* _PROMPT_
Return the listing below word for word.

Begin ROWS

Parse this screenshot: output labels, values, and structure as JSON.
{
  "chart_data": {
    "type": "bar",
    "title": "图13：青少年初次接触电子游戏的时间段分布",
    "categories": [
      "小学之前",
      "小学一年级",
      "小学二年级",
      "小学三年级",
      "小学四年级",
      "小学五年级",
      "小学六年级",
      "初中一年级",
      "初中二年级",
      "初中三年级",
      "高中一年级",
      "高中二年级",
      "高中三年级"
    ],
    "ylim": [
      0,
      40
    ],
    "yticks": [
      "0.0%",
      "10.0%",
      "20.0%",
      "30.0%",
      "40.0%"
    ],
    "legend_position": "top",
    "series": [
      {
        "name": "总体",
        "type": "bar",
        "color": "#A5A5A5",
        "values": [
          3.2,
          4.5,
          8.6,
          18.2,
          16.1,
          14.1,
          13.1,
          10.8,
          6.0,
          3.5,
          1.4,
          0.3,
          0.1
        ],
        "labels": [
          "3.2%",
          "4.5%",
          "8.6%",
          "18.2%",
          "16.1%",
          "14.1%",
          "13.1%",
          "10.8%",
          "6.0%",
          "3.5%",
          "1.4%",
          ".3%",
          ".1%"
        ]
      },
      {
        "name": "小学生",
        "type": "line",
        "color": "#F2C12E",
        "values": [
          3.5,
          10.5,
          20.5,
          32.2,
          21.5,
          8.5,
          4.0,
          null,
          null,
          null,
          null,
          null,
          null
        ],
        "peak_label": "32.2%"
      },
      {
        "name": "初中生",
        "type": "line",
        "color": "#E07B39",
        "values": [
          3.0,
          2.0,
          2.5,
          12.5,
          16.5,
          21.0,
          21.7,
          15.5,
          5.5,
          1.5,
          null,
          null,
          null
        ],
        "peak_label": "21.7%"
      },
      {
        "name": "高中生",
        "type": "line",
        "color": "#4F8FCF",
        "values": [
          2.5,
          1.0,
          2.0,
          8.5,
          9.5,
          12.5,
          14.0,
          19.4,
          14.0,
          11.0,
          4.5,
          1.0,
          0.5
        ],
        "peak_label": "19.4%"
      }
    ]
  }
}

End ROWS

* _FULL ANSWER_
Parse this screenshot: output labels, values, and structure as JSON.
{
  "chart_data": {
    "type": "bar",
    "title": "图13：青少年初次接触电子游戏的时间段分布",
    "categories": [
      "小学之前",
      "小学一年级",
      "小学二年级",
      "小学三年级",
      "小学四年级",
      "小学五年级",
      "小学六年级",
      "初中一年级",
      "初中二年级",
      "初中三年级",
      "高中一年级",
      "高中二年级",
      "高中三年级"
    ],
    "ylim": [
      0,
      40
    ],
    "yticks": [
      "0.0%",
      "10.0%",
      "20.0%",
      "30.0%",
      "40.0%"
    ],
    "legend_position": "top",
    "series": [
      {
        "name": "总体",
        "type": "bar",
        "color": "#A5A5A5",
        "values": [
          3.2,
          4.5,
          8.6,
          18.2,
          16.1,
          14.1,
          13.1,
          10.8,
          6.0,
          3.5,
          1.4,
          0.3,
          0.1
        ],
        "labels": [
          "3.2%",
          "4.5%",
          "8.6%",
          "18.2%",
          "16.1%",
          "14.1%",
          "13.1%",
          "10.8%",
          "6.0%",
          "3.5%",
          "1.4%",
          ".3%",
          ".1%"
        ]
      },
      {
        "name": "小学生",
        "type": "line",
        "color": "#F2C12E",
        "values": [
          3.5,
          10.5,
          20.5,
          32.2,
          21.5,
          8.5,
          4.0,
          null,
          null,
          null,
          null,
          null,
          null
        ],
        "peak_label": "32.2%"
      },
      {
        "name": "初中生",
        "type": "line",
        "color": "#E07B39",
        "values": [
          3.0,
          2.0,
          2.5,
          12.5,
          16.5,
          21.0,
          21.7,
          15.5,
          5.5,
          1.5,
          null,
          null,
          null
        ],
        "peak_label": "21.7%"
      },
      {
        "name": "高中生",
        "type": "line",
        "color": "#4F8FCF",
        "values": [
          2.5,
          1.0,
          2.0,
          8.5,
          9.5,
          12.5,
          14.0,
          19.4,
          14.0,
          11.0,
          4.5,
          1.0,
          0.5
        ],
        "peak_label": "19.4%"
      }
    ]
  }
}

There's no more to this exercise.